_Anforderungen_: Ersetze im Text über die Büchner-Villa „Zeit-Dokument“ durch „Zeitzeugnis“ und schreib dabei alles von „Nach Jahrzehnten unterschiedlicher“ bis hinunter zu „des 19 Jahrhunderts.“ erneut aus.

Nach Jahrzehnten unterschiedlicher Nutzung bzw. Leerstand ist seit 2009 die Büchner-Villa in Pfungstadt in nahezu originalem Zustand wieder hergestellt. Die bisherigen Nutzer hatten vieles nur übermalt statt es zu entfernen. Das Haus und Geschichte seiner Bewohner ist ein Zeit-Dokument industrieller Kultur des 19 Jahrhunderts.
Peter Brunner von der Luise-Büchner-Gesellschaft holt weit aus, um die Familien- und Zeitverhältnisse darzulegen. Doch es lohnt sich: in sehr lebendiger Art und Weise versteht es Brunner, die bemerkenswerte und facettenreiche Büchner-Familie zu beschreiben und schließlich bei dem jüngeren Bruder von Georg, nämlich Wilhelm Ludwig Büchner zu landen. Er, der Schulabbrecher, Apothekerlehrling und Chemiestudent ohne Abschluss, wird trotz allem ein reicher Unternehmer, der sich diese Villa auf seinem „Blaufabrik“-Gelände bauen lassen kann, direkt an der Modau.
Eine Portion Glück und Experimentierfreude hatten Wilhelm in die Lage versetzt, auf einfachere Weise blaue Farbstoff (genauer Ultramarin) herzustellen, der in großen Mengen u.a. zum Bleichen gebraucht wurde. Sein Reichtum lässt ihn später sogar bis zum Ehrenamt eines Reichstagsabgeordneten aufsteigen. An seinem Erfolg lässt er seine Arbeiter teilhaben: Eine Betriebskrankenkasse und Tantiemen-Zahlungen für die Mitarbeiter sind Markenzeichen seines fortschrittlichen Unternehmertums. Allerdings musste er kurz vor seinem Tod 1892 auch den Niedergang seiner Fabrik erleben: Aus Öl konnten damals alle Farben noch günstiger produziert werden.

_Gesammelte Daten_:
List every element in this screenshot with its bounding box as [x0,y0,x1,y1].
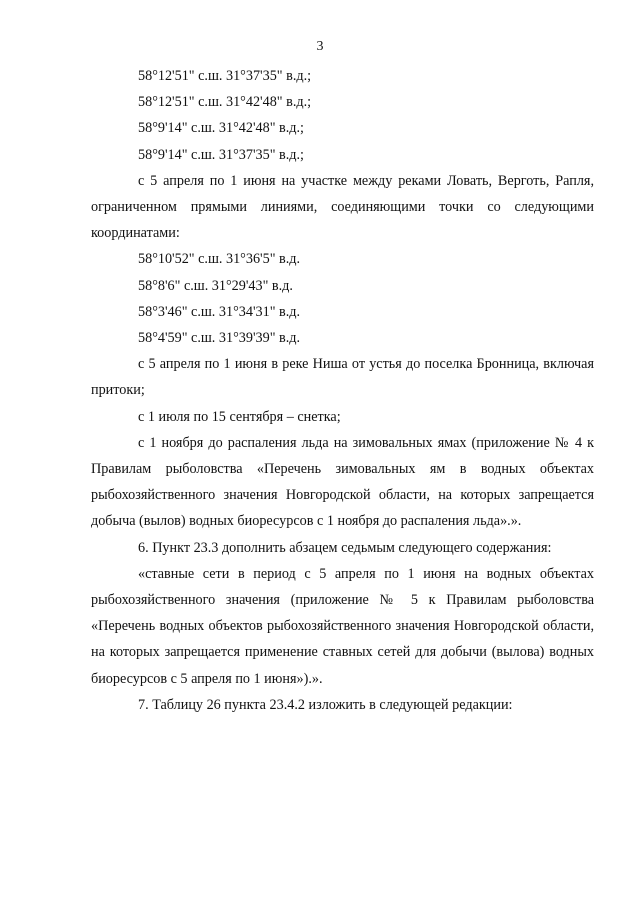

_Antwort_:
Nach Jahrzehnten unterschiedlicher Nutzung bzw. Leerstand ist seit 2009 die Büchner-Villa in Pfungstadt in nahezu originalem Zustand wieder hergestellt. Die bisherigen Nutzer hatten vieles nur übermalt statt es zu entfernen. Das Haus und Geschichte seiner Bewohner ist ein Zeitzeugnis industrieller Kultur des 19 Jahrhunderts.